# Exercise directions
Among the entries, which lines carry the string "passed"? Copy each of them.

(Data excerpts)
►

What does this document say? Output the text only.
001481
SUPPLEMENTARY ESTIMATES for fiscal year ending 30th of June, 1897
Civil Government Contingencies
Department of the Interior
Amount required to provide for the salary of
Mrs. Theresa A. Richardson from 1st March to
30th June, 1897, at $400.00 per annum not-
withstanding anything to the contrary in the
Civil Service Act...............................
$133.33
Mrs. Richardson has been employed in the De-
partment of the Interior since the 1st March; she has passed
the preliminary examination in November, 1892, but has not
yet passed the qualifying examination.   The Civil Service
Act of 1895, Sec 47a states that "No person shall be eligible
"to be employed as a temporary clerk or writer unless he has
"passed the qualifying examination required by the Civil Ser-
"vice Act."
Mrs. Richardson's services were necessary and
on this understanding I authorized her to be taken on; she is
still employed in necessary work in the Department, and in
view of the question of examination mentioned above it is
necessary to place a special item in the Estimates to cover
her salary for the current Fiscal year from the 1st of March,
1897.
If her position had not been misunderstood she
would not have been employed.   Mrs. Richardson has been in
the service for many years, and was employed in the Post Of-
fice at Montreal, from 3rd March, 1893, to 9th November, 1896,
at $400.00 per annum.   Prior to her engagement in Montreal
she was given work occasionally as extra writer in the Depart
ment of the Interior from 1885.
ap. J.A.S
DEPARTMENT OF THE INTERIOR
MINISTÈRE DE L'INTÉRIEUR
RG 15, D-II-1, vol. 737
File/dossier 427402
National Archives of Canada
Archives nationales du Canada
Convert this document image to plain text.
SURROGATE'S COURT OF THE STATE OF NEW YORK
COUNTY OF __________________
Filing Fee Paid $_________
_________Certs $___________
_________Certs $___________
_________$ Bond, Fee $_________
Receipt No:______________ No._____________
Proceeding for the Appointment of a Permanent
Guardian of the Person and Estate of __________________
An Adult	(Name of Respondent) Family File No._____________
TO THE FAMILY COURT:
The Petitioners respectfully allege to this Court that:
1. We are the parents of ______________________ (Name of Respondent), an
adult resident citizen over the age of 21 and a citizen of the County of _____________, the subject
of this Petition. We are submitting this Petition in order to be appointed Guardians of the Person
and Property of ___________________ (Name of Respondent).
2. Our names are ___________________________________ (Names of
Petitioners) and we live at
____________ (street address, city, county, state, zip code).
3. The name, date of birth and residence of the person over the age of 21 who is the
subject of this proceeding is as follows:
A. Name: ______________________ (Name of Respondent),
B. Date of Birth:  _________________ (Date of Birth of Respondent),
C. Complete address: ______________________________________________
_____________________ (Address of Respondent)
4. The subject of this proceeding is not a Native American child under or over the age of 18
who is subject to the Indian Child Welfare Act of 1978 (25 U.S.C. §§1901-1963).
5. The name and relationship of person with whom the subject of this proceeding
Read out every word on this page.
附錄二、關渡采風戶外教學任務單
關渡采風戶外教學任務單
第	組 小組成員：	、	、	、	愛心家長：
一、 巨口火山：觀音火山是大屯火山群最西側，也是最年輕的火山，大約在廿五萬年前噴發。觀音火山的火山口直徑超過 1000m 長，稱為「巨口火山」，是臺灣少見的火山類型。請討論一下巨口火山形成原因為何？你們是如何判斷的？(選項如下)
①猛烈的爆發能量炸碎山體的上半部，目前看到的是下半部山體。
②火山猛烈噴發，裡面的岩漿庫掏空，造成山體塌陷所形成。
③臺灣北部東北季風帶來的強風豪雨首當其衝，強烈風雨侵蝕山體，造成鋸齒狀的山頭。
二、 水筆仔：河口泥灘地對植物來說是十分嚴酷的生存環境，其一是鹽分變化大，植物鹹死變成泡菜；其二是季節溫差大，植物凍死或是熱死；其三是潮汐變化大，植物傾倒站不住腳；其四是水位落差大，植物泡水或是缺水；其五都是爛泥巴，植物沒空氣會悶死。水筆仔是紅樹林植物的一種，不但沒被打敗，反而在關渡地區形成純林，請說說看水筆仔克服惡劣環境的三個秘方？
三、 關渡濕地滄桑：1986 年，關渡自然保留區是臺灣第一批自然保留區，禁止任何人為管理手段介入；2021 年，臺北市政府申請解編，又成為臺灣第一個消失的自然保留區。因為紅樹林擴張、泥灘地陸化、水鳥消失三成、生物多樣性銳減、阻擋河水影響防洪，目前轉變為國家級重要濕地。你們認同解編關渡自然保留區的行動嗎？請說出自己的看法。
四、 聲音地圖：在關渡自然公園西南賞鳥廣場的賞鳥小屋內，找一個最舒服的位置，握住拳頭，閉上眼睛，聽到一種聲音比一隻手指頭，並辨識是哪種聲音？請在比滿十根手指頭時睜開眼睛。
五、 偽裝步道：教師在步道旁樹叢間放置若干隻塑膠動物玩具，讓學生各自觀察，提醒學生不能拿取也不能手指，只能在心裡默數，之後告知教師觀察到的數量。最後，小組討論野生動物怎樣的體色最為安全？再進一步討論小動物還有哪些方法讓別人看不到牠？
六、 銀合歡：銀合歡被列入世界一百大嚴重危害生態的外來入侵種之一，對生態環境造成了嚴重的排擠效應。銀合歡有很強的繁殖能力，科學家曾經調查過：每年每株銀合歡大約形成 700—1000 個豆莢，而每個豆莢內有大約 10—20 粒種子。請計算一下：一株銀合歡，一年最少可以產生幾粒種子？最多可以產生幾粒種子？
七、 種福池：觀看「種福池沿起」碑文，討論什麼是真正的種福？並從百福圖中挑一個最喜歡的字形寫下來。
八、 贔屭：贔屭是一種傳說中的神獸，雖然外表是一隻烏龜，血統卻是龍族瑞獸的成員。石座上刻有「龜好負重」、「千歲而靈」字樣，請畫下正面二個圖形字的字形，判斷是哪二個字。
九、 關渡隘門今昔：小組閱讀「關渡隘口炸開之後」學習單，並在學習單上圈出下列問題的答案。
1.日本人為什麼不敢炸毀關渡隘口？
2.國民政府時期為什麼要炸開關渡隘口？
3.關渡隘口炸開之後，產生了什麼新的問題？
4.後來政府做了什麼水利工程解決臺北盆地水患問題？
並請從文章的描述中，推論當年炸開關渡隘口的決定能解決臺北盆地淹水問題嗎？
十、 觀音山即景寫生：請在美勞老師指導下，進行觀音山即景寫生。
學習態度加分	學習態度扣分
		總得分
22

◄

# Worked solution
partment of the Interior since the 1st March; she has passed
yet passed the qualifying examination.   The Civil Service
"passed the qualifying examination required by the Civil Ser-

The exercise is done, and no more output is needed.